● SET EXERCISE: Return the records, each one exactly as written.

Start of PROVIDED DATA

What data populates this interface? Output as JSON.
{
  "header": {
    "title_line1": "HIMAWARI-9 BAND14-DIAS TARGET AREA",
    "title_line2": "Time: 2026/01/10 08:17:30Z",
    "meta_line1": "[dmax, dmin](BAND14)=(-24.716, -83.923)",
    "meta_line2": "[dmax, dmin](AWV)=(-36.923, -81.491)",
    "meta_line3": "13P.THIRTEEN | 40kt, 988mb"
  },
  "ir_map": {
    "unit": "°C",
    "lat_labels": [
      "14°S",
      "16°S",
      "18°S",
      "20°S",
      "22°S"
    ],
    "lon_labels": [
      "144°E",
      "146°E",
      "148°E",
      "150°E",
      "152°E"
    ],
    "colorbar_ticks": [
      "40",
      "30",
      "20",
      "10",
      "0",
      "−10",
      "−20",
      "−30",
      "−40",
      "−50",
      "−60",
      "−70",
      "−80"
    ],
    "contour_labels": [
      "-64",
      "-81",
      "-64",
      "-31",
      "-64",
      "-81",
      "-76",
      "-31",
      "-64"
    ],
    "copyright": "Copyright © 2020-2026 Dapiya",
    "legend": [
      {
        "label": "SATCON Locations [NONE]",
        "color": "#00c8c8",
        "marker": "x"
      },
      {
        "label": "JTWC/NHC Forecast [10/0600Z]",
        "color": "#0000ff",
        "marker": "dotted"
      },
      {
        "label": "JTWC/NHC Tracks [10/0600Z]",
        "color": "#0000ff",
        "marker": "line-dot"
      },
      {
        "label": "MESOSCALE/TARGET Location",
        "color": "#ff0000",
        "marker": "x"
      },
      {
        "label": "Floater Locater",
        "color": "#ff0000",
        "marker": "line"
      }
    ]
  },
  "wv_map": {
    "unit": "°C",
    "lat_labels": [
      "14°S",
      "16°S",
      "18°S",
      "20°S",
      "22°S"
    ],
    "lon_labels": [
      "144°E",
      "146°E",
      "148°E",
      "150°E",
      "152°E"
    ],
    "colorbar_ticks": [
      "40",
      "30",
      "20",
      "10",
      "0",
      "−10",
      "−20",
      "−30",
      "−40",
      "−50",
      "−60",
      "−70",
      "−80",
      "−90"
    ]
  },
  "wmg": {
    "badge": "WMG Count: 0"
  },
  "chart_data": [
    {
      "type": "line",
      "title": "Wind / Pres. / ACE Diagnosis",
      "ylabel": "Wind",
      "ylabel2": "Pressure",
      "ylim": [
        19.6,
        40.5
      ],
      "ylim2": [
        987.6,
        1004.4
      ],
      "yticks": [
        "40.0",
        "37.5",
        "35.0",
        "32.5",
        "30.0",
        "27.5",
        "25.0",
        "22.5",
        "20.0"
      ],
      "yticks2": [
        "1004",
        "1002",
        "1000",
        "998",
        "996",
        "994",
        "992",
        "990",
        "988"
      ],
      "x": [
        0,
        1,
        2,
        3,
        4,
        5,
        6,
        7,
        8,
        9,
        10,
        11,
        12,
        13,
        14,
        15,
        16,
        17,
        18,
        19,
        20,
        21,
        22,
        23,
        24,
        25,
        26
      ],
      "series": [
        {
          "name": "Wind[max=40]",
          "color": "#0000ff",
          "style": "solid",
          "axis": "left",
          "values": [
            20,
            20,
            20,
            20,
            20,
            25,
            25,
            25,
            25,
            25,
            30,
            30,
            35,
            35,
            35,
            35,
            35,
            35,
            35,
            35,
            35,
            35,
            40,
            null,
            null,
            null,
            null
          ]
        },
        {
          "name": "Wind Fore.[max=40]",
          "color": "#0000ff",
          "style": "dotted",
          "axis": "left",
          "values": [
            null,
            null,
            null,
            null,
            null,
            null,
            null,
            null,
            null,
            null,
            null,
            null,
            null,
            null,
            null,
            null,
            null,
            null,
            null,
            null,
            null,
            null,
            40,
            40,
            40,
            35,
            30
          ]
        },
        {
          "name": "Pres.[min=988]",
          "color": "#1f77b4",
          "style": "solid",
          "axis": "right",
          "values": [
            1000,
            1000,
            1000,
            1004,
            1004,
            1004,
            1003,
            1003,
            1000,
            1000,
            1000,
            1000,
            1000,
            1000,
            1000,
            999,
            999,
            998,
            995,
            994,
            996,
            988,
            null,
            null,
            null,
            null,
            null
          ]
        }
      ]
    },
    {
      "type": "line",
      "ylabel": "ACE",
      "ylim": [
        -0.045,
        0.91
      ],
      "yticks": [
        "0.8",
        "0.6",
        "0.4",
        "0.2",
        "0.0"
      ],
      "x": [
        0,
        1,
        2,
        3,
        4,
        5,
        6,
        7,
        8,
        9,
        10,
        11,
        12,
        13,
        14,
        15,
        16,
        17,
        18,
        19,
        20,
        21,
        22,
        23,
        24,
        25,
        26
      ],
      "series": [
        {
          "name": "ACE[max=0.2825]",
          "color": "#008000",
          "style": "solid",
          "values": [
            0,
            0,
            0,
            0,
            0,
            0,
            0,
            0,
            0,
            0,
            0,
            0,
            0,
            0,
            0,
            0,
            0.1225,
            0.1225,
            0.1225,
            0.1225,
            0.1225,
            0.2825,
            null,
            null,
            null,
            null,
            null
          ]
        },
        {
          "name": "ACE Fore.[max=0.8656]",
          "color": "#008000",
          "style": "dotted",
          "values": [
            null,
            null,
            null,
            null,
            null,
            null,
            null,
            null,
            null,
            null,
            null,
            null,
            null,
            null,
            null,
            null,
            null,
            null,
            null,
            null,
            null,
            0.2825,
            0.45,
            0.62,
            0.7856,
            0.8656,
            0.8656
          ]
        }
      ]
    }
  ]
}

End of PROVIDED DATA

● EXPECTED ANSWER:
What data populates this interface? Output as JSON.
{
  "header": {
    "title_line1": "HIMAWARI-9 BAND14-DIAS TARGET AREA",
    "title_line2": "Time: 2026/01/10 08:17:30Z",
    "meta_line1": "[dmax, dmin](BAND14)=(-24.716, -83.923)",
    "meta_line2": "[dmax, dmin](AWV)=(-36.923, -81.491)",
    "meta_line3": "13P.THIRTEEN | 40kt, 988mb"
  },
  "ir_map": {
    "unit": "°C",
    "lat_labels": [
      "14°S",
      "16°S",
      "18°S",
      "20°S",
      "22°S"
    ],
    "lon_labels": [
      "144°E",
      "146°E",
      "148°E",
      "150°E",
      "152°E"
    ],
    "colorbar_ticks": [
      "40",
      "30",
      "20",
      "10",
      "0",
      "−10",
      "−20",
      "−30",
      "−40",
      "−50",
      "−60",
      "−70",
      "−80"
    ],
    "contour_labels": [
      "-64",
      "-81",
      "-64",
      "-31",
      "-64",
      "-81",
      "-76",
      "-31",
      "-64"
    ],
    "copyright": "Copyright © 2020-2026 Dapiya",
    "legend": [
      {
        "label": "SATCON Locations [NONE]",
        "color": "#00c8c8",
        "marker": "x"
      },
      {
        "label": "JTWC/NHC Forecast [10/0600Z]",
        "color": "#0000ff",
        "marker": "dotted"
      },
      {
        "label": "JTWC/NHC Tracks [10/0600Z]",
        "color": "#0000ff",
        "marker": "line-dot"
      },
      {
        "label": "MESOSCALE/TARGET Location",
        "color": "#ff0000",
        "marker": "x"
      },
      {
        "label": "Floater Locater",
        "color": "#ff0000",
        "marker": "line"
      }
    ]
  },
  "wv_map": {
    "unit": "°C",
    "lat_labels": [
      "14°S",
      "16°S",
      "18°S",
      "20°S",
      "22°S"
    ],
    "lon_labels": [
      "144°E",
      "146°E",
      "148°E",
      "150°E",
      "152°E"
    ],
    "colorbar_ticks": [
      "40",
      "30",
      "20",
      "10",
      "0",
      "−10",
      "−20",
      "−30",
      "−40",
      "−50",
      "−60",
      "−70",
      "−80",
      "−90"
    ]
  },
  "wmg": {
    "badge": "WMG Count: 0"
  },
  "chart_data": [
    {
      "type": "line",
      "title": "Wind / Pres. / ACE Diagnosis",
      "ylabel": "Wind",
      "ylabel2": "Pressure",
      "ylim": [
        19.6,
        40.5
      ],
      "ylim2": [
        987.6,
        1004.4
      ],
      "yticks": [
        "40.0",
        "37.5",
        "35.0",
        "32.5",
        "30.0",
        "27.5",
        "25.0",
        "22.5",
        "20.0"
      ],
      "yticks2": [
        "1004",
        "1002",
        "1000",
        "998",
        "996",
        "994",
        "992",
        "990",
        "988"
      ],
      "x": [
        0,
        1,
        2,
        3,
        4,
        5,
        6,
        7,
        8,
        9,
        10,
        11,
        12,
        13,
        14,
        15,
        16,
        17,
        18,
        19,
        20,
        21,
        22,
        23,
        24,
        25,
        26
      ],
      "series": [
        {
          "name": "Wind[max=40]",
          "color": "#0000ff",
          "style": "solid",
          "axis": "left",
          "values": [
            20,
            20,
            20,
            20,
            20,
            25,
            25,
            25,
            25,
            25,
            30,
            30,
            35,
            35,
            35,
            35,
            35,
            35,
            35,
            35,
            35,
            35,
            40,
            null,
            null,
            null,
            null
          ]
        },
        {
          "name": "Wind Fore.[max=40]",
          "color": "#0000ff",
          "style": "dotted",
          "axis": "left",
          "values": [
            null,
            null,
            null,
            null,
            null,
            null,
            null,
            null,
            null,
            null,
            null,
            null,
            null,
            null,
            null,
            null,
            null,
            null,
            null,
            null,
            null,
            null,
            40,
            40,
            40,
            35,
            30
          ]
        },
        {
          "name": "Pres.[min=988]",
          "color": "#1f77b4",
          "style": "solid",
          "axis": "right",
          "values": [
            1000,
            1000,
            1000,
            1004,
            1004,
            1004,
            1003,
            1003,
            1000,
            1000,
            1000,
            1000,
            1000,
            1000,
            1000,
            999,
            999,
            998,
            995,
            994,
            996,
            988,
            null,
            null,
            null,
            null,
            null
          ]
        }
      ]
    },
    {
      "type": "line",
      "ylabel": "ACE",
      "ylim": [
        -0.045,
        0.91
      ],
      "yticks": [
        "0.8",
        "0.6",
        "0.4",
        "0.2",
        "0.0"
      ],
      "x": [
        0,
        1,
        2,
        3,
        4,
        5,
        6,
        7,
        8,
        9,
        10,
        11,
        12,
        13,
        14,
        15,
        16,
        17,
        18,
        19,
        20,
        21,
        22,
        23,
        24,
        25,
        26
      ],
      "series": [
        {
          "name": "ACE[max=0.2825]",
          "color": "#008000",
          "style": "solid",
          "values": [
            0,
            0,
            0,
            0,
            0,
            0,
            0,
            0,
            0,
            0,
            0,
            0,
            0,
            0,
            0,
            0,
            0.1225,
            0.1225,
            0.1225,
            0.1225,
            0.1225,
            0.2825,
            null,
            null,
            null,
            null,
            null
          ]
        },
        {
          "name": "ACE Fore.[max=0.8656]",
          "color": "#008000",
          "style": "dotted",
          "values": [
            null,
            null,
            null,
            null,
            null,
            null,
            null,
            null,
            null,
            null,
            null,
            null,
            null,
            null,
            null,
            null,
            null,
            null,
            null,
            null,
            null,
            0.2825,
            0.45,
            0.62,
            0.7856,
            0.8656,
            0.8656
          ]
        }
      ]
    }
  ]
}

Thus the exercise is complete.